# [WHAT YOU SHOULD DO]
Filter the lines below, copying only those with the string "this".

(Dataset items)
====
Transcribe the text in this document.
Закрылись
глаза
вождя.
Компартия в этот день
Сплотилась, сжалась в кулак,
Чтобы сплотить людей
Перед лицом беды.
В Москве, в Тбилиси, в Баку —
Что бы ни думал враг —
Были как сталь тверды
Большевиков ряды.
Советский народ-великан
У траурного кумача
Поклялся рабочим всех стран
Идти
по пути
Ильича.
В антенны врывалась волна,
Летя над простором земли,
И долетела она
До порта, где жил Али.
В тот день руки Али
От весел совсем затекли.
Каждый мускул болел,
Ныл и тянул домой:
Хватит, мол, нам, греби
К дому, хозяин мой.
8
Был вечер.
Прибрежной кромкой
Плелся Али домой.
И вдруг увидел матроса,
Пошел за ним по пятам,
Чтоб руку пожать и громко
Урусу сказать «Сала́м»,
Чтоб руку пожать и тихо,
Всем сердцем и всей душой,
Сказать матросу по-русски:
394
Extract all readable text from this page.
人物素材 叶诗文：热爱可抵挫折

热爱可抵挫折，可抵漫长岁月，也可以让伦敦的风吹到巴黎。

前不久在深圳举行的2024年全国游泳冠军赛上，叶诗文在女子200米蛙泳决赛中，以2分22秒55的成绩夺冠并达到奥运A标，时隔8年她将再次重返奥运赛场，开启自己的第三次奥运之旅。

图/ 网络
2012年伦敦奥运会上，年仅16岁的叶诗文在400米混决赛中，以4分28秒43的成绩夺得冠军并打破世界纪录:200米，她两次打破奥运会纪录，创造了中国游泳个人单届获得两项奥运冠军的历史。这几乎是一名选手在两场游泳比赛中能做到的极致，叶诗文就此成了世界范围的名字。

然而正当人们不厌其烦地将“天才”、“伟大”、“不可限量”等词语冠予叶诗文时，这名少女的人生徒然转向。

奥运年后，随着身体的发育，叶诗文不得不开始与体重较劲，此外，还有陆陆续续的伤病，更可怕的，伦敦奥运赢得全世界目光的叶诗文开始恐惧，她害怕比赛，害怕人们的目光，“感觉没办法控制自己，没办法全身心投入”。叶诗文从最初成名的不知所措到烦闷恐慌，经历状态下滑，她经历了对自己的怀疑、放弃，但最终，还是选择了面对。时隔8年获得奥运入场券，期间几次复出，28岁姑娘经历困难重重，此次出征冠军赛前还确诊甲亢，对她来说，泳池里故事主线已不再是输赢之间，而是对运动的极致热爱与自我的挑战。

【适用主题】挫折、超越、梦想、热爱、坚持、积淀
====
# [EXPECTED OUTPUT]
Transcribe the text in this document.
Extract all readable text from this page.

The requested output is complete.